** Begin Recorded information **
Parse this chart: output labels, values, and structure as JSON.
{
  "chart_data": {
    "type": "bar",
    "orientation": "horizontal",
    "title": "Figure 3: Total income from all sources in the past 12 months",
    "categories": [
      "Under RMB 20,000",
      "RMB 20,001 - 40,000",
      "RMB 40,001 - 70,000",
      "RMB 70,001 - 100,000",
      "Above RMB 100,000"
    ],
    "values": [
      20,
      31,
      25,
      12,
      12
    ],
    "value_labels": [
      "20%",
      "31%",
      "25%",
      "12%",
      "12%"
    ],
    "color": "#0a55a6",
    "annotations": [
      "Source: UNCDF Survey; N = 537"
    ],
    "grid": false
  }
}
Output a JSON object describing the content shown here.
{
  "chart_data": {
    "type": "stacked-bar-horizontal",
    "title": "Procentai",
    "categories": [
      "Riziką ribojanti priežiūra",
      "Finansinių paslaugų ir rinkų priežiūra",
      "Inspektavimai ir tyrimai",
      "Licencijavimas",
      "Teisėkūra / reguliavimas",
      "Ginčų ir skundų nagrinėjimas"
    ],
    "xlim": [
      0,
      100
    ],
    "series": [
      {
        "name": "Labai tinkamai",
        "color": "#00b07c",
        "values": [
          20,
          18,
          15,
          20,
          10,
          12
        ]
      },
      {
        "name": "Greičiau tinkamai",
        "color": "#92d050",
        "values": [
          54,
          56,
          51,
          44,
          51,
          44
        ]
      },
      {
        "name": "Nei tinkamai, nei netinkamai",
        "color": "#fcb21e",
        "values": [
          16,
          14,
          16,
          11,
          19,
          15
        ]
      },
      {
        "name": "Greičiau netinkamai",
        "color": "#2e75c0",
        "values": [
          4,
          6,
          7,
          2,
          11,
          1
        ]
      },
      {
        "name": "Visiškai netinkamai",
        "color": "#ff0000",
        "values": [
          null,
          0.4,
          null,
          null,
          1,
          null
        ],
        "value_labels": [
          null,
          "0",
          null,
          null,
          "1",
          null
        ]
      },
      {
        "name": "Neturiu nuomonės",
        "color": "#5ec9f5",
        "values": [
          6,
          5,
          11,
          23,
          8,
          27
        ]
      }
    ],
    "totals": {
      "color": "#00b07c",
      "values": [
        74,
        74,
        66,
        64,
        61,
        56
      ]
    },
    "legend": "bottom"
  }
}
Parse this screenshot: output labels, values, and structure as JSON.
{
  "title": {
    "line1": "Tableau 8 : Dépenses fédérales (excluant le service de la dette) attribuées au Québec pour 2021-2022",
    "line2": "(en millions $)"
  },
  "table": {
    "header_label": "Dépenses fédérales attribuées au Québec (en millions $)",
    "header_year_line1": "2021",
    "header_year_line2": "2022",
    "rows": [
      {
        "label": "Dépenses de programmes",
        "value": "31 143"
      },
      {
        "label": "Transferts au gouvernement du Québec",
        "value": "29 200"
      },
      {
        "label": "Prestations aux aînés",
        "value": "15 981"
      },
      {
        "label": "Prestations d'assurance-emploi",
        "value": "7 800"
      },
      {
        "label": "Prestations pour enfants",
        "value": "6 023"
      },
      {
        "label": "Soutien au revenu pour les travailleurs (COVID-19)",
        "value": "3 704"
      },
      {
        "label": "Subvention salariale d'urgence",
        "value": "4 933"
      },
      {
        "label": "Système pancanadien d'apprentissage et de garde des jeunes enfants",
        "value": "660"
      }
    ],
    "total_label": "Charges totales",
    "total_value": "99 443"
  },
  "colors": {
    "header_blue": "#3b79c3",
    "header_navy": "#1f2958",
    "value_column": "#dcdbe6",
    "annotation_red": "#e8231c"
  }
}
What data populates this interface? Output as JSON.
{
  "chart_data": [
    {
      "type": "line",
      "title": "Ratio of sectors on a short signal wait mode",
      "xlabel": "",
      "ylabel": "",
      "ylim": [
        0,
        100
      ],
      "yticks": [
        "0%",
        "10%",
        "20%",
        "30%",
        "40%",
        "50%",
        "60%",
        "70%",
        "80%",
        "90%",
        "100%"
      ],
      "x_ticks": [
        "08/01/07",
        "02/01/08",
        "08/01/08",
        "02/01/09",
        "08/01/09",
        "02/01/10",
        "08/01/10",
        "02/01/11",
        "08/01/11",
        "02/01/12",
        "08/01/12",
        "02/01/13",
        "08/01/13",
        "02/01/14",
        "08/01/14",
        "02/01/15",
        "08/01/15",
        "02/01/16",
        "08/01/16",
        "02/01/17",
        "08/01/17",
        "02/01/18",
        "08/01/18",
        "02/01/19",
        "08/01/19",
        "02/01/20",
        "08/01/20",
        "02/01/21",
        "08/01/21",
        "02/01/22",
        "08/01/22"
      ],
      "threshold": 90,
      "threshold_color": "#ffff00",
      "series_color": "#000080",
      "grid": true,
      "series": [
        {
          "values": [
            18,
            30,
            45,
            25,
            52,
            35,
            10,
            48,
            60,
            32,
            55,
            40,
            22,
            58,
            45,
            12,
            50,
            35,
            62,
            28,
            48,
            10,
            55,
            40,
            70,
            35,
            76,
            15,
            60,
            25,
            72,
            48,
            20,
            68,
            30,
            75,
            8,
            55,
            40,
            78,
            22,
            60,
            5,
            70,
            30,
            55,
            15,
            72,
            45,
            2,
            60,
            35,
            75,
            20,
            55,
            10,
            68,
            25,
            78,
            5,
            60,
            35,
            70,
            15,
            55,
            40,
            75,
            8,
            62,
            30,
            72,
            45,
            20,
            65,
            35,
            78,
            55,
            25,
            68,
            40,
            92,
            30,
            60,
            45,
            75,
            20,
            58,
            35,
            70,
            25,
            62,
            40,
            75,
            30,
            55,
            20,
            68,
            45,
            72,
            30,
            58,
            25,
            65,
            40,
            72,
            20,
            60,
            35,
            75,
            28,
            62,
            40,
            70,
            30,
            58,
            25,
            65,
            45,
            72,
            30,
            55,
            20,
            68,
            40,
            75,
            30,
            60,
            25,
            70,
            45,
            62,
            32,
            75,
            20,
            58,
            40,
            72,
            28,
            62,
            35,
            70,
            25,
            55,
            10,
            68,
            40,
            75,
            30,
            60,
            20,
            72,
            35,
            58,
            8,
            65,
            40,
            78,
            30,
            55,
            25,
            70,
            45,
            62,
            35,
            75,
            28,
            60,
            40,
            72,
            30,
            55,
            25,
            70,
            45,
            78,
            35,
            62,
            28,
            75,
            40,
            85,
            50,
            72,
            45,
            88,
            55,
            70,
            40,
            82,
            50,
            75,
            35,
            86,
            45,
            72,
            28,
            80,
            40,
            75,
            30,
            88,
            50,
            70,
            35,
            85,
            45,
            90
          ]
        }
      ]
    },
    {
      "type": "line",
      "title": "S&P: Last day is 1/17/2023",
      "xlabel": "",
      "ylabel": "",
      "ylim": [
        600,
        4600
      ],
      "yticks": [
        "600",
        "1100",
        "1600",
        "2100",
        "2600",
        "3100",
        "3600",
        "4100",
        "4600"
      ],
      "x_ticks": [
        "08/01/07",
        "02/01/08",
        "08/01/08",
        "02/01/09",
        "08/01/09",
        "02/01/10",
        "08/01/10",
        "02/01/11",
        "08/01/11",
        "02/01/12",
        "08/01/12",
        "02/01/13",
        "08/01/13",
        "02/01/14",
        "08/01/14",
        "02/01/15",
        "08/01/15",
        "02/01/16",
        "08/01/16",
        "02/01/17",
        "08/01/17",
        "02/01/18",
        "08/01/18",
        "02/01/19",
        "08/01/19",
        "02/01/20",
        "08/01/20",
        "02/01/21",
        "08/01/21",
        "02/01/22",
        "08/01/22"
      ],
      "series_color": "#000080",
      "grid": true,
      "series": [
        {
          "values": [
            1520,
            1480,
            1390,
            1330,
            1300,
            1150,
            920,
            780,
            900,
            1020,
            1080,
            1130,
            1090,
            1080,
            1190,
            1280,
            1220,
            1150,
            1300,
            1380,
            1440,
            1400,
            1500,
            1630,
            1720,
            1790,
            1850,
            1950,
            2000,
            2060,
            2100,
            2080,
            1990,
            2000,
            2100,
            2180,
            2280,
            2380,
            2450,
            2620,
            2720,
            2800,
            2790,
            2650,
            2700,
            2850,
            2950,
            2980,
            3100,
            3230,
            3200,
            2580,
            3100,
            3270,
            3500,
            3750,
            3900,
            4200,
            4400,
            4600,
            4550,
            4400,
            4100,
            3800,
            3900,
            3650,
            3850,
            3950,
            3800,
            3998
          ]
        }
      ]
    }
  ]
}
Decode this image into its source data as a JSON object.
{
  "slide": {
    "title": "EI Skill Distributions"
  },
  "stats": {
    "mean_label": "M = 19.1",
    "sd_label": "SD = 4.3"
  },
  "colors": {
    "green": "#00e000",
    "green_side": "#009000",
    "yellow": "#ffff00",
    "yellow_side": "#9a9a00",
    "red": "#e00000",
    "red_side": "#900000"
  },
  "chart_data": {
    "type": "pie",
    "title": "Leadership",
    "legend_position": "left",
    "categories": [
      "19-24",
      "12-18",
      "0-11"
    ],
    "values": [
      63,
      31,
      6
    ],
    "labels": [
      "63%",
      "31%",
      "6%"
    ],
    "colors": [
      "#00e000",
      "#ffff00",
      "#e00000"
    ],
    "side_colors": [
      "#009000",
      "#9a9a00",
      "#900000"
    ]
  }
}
** End Recorded information **
**Task instructions:**
Output the line holding "Decode this image", then every later line through the end of the records above, exactly as given and nothing else.

**Completed exercise:**
Decode this image into its source data as a JSON object.
{
  "slide": {
    "title": "EI Skill Distributions"
  },
  "stats": {
    "mean_label": "M = 19.1",
    "sd_label": "SD = 4.3"
  },
  "colors": {
    "green": "#00e000",
    "green_side": "#009000",
    "yellow": "#ffff00",
    "yellow_side": "#9a9a00",
    "red": "#e00000",
    "red_side": "#900000"
  },
  "chart_data": {
    "type": "pie",
    "title": "Leadership",
    "legend_position": "left",
    "categories": [
      "19-24",
      "12-18",
      "0-11"
    ],
    "values": [
      63,
      31,
      6
    ],
    "labels": [
      "63%",
      "31%",
      "6%"
    ],
    "colors": [
      "#00e000",
      "#ffff00",
      "#e00000"
    ],
    "side_colors": [
      "#009000",
      "#9a9a00",
      "#900000"
    ]
  }
}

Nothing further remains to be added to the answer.